A block of data:
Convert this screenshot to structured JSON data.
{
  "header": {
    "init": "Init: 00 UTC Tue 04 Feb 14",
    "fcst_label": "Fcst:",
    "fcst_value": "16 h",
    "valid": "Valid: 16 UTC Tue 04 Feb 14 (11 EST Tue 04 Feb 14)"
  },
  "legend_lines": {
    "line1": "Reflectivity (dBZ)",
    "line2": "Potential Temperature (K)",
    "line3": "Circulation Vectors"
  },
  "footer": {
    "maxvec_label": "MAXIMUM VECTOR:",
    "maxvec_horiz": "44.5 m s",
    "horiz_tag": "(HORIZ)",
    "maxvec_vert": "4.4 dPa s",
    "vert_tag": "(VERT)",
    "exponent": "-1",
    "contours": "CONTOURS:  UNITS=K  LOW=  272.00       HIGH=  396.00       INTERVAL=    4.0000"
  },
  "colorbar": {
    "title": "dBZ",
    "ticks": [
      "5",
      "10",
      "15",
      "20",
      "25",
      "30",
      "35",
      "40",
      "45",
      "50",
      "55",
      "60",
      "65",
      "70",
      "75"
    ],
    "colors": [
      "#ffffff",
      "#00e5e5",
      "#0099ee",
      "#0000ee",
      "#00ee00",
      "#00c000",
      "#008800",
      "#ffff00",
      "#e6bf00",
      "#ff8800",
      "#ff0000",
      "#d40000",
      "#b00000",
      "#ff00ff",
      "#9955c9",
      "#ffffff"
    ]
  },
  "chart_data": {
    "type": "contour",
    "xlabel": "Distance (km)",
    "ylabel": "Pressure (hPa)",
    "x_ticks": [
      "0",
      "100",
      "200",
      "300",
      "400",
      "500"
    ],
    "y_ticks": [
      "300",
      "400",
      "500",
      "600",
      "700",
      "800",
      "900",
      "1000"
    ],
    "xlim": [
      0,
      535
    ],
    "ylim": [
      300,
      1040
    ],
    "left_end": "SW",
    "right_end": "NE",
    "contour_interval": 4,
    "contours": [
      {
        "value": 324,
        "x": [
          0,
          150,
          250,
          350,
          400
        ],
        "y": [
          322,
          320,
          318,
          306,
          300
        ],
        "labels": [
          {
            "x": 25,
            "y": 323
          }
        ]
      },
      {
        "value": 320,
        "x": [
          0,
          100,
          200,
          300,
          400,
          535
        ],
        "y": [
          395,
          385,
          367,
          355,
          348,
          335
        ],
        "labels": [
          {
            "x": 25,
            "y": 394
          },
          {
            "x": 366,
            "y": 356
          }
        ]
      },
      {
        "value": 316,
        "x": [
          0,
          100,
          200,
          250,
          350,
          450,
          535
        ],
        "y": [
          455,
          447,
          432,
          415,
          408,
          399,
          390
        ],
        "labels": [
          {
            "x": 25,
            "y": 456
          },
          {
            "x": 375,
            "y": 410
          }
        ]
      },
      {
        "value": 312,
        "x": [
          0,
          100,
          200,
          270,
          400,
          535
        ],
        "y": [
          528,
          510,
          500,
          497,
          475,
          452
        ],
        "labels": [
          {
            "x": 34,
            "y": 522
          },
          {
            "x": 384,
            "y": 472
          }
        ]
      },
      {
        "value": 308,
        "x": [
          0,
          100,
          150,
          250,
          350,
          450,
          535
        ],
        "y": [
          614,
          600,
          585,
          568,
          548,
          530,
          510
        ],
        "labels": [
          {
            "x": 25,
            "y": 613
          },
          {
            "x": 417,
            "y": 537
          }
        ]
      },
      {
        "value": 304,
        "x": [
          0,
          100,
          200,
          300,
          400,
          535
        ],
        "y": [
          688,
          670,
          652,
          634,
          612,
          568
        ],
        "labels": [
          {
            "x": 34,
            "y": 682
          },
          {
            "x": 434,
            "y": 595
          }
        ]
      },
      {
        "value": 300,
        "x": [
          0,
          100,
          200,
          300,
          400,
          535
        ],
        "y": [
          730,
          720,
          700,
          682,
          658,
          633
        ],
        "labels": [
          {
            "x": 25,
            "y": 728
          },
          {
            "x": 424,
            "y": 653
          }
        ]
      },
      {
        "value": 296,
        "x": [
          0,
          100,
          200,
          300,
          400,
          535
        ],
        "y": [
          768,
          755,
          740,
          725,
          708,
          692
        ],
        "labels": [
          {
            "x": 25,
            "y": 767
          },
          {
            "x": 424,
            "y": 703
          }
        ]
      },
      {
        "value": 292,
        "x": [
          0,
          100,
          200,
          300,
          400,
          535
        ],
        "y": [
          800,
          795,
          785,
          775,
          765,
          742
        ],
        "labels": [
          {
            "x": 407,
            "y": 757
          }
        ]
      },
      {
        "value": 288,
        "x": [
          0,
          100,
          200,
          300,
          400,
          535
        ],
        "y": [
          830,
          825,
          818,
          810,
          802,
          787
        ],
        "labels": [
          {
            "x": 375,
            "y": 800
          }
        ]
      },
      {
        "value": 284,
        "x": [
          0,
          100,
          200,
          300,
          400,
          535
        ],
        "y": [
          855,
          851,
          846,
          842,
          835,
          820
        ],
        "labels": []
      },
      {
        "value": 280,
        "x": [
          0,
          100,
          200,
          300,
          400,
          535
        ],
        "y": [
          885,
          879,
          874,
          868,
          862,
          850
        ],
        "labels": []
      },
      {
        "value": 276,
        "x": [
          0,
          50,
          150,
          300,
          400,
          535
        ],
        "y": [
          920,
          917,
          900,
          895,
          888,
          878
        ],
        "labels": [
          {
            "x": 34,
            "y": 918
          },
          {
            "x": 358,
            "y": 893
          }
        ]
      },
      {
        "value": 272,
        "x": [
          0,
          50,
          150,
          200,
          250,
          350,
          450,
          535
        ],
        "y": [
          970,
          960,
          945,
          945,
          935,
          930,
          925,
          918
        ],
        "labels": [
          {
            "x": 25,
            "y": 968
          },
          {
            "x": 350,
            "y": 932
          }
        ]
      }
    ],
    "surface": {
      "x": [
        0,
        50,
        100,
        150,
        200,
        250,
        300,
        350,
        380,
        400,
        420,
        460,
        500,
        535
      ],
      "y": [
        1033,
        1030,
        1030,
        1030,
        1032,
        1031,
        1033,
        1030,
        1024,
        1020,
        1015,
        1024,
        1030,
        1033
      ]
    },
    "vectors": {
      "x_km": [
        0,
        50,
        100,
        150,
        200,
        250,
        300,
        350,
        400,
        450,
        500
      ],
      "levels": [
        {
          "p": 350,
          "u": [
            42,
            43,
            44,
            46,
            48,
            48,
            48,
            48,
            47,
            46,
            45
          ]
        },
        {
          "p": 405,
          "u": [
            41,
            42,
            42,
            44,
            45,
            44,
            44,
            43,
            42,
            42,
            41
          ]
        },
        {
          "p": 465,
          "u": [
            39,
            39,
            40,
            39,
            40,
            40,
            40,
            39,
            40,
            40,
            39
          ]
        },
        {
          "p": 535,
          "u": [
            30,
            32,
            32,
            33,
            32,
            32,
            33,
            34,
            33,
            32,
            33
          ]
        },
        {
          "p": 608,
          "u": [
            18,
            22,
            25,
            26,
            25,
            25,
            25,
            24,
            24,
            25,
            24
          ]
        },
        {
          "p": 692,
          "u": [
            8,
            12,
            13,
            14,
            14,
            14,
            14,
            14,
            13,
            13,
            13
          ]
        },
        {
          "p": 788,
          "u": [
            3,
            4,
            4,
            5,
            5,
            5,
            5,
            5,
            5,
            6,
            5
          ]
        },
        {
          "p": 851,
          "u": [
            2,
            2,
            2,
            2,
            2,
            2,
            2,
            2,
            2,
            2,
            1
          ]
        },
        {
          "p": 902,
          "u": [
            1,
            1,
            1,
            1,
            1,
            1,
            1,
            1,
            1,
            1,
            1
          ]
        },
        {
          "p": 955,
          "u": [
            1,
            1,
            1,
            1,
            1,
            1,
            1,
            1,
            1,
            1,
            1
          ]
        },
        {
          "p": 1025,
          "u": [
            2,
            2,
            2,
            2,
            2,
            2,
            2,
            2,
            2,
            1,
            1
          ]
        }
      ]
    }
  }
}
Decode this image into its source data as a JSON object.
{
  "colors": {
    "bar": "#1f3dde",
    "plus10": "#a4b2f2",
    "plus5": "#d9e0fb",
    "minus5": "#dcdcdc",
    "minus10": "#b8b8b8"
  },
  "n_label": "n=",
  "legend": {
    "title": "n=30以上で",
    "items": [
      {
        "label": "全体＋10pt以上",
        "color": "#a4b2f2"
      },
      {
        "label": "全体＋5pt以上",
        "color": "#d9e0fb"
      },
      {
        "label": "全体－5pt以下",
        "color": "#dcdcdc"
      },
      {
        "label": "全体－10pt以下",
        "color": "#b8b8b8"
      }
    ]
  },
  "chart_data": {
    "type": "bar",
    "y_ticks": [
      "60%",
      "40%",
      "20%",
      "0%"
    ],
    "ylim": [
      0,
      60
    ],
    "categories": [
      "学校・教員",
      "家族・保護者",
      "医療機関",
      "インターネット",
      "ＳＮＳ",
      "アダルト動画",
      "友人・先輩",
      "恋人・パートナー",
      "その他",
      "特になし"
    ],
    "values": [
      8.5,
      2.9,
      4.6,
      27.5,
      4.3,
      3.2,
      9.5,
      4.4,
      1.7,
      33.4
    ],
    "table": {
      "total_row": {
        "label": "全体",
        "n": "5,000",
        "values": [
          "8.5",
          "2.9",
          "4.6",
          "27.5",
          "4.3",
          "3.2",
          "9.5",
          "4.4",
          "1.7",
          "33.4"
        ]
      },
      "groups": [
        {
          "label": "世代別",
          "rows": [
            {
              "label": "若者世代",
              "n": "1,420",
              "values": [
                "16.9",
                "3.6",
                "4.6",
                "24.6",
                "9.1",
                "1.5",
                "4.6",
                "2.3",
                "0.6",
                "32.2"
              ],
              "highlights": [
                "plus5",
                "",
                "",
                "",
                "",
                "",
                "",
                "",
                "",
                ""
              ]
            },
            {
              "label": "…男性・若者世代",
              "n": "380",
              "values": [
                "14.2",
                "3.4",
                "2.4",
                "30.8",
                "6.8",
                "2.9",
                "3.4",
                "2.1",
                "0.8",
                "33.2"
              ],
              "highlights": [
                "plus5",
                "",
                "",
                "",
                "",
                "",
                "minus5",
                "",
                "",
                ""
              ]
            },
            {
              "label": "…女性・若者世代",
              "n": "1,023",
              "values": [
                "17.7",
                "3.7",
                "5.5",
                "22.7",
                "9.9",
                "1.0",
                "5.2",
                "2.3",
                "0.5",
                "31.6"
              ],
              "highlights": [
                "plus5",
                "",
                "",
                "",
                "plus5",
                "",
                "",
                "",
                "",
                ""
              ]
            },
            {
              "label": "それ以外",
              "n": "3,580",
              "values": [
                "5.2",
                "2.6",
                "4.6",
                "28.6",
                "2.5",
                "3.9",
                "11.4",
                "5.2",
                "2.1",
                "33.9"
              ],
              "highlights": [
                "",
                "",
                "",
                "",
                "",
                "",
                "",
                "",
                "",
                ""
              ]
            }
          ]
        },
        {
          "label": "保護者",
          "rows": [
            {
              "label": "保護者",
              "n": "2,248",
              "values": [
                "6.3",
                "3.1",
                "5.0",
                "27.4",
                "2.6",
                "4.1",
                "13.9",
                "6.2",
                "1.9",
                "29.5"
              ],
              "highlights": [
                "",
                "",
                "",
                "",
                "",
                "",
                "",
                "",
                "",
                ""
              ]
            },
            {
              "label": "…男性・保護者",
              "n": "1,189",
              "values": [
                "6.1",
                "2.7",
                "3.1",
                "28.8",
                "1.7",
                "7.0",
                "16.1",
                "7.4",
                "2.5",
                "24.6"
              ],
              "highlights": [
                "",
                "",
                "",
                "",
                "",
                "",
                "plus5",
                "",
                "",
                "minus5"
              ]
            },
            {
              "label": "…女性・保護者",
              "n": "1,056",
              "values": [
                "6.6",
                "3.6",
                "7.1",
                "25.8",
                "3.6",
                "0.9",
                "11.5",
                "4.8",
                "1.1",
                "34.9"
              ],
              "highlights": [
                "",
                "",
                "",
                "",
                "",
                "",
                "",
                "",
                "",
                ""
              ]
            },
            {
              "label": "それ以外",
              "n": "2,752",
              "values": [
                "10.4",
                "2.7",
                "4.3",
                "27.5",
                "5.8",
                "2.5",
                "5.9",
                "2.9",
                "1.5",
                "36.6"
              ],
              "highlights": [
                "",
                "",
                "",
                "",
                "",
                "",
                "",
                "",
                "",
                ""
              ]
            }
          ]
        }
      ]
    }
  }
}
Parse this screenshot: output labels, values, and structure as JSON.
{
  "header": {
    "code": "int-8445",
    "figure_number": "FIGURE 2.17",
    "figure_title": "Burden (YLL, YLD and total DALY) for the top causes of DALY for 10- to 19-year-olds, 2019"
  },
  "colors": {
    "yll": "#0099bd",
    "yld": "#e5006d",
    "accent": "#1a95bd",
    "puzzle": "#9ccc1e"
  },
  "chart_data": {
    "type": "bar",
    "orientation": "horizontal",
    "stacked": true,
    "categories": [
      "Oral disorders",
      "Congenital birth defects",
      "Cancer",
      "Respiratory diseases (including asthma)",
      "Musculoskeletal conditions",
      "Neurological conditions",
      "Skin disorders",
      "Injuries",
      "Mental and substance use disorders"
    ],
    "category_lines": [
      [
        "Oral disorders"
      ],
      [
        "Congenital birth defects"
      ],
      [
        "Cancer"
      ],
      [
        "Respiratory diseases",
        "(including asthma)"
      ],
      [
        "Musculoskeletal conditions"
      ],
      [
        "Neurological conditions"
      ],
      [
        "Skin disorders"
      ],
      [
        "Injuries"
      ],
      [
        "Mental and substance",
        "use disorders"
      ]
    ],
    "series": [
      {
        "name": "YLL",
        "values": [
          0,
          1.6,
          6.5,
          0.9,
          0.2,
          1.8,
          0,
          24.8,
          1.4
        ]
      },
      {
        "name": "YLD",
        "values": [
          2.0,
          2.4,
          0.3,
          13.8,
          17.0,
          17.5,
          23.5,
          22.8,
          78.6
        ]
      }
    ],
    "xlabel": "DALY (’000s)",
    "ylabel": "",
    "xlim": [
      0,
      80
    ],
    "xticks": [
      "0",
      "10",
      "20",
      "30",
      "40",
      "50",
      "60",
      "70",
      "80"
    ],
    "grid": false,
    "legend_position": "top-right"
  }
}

Problem statement -
Search the listing for the word "Respiratory" and return each line that holds it.

Written solution -
      "Respiratory diseases (including asthma)",
        "Respiratory diseases",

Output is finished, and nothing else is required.